=== Brief ===
Read through the listing below and copy each line in which the word "välgö" occurs.

=== Task data ===
____

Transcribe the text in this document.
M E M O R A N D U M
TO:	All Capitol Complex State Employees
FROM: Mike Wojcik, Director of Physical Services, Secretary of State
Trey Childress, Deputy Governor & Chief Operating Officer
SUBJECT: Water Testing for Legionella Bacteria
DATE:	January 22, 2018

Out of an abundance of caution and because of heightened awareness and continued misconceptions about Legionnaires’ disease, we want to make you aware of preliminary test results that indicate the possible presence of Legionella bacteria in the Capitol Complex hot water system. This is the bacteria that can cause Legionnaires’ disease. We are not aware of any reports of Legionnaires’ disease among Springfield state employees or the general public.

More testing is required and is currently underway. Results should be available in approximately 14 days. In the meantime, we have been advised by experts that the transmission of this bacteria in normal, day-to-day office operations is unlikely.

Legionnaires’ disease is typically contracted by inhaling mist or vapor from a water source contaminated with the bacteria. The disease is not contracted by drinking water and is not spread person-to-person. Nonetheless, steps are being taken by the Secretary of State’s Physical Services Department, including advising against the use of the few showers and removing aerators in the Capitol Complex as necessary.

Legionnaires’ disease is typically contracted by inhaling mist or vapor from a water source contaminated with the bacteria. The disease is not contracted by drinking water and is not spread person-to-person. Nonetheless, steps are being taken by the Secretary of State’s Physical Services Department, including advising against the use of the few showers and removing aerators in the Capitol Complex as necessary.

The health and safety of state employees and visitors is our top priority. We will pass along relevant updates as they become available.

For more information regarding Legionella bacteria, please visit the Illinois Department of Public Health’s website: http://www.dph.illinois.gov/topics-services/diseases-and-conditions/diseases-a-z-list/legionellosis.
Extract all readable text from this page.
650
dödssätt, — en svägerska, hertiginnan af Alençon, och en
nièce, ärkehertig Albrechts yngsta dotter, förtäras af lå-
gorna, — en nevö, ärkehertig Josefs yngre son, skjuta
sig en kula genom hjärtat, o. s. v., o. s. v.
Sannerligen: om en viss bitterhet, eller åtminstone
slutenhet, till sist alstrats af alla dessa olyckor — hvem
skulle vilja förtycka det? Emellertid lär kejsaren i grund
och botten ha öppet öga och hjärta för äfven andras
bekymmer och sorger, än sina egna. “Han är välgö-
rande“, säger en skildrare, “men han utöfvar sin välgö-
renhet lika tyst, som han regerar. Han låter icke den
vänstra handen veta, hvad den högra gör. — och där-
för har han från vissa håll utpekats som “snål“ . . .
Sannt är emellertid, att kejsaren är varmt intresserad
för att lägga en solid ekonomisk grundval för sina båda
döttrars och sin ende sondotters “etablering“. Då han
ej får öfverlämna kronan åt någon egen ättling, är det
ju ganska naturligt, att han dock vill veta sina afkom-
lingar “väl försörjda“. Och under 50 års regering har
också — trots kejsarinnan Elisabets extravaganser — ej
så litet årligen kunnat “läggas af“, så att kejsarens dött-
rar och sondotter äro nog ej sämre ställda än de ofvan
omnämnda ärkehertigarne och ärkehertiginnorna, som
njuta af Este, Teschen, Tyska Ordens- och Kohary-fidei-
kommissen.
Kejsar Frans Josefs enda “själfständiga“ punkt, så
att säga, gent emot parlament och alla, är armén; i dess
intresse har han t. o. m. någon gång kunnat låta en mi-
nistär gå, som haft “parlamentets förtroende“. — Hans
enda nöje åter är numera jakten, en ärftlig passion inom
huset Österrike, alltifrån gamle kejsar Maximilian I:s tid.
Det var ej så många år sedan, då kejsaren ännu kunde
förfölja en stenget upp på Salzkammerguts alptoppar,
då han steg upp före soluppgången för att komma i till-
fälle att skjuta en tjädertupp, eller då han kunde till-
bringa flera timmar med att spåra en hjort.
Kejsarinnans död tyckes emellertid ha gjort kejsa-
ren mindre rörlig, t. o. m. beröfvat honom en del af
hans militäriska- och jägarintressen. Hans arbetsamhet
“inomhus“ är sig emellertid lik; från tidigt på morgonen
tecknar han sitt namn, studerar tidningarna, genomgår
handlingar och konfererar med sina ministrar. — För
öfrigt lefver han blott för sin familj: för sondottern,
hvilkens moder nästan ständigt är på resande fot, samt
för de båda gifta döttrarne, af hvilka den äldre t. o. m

____

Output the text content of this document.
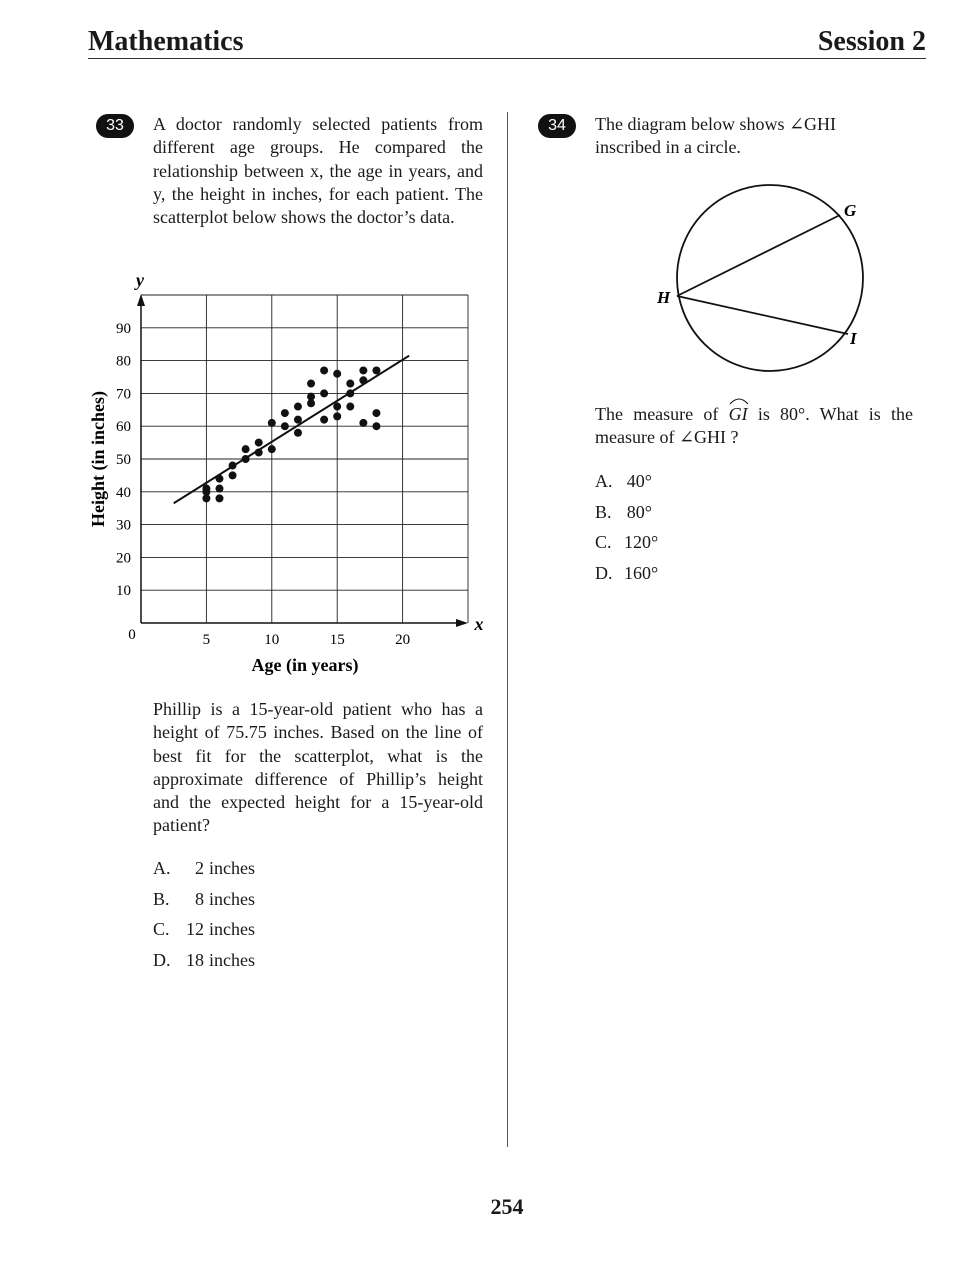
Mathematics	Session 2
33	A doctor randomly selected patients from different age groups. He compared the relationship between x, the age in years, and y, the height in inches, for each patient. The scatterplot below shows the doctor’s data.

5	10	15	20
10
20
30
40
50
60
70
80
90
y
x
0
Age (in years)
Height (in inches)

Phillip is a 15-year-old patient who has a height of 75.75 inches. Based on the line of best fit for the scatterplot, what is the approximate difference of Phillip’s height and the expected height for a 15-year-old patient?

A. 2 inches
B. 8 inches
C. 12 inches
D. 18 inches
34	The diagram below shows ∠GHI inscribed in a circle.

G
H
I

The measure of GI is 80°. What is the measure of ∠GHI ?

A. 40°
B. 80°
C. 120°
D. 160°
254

____

=== Response area ===
bekymmer och sorger, än sina egna. “Han är välgö-
rande“, säger en skildrare, “men han utöfvar sin välgö-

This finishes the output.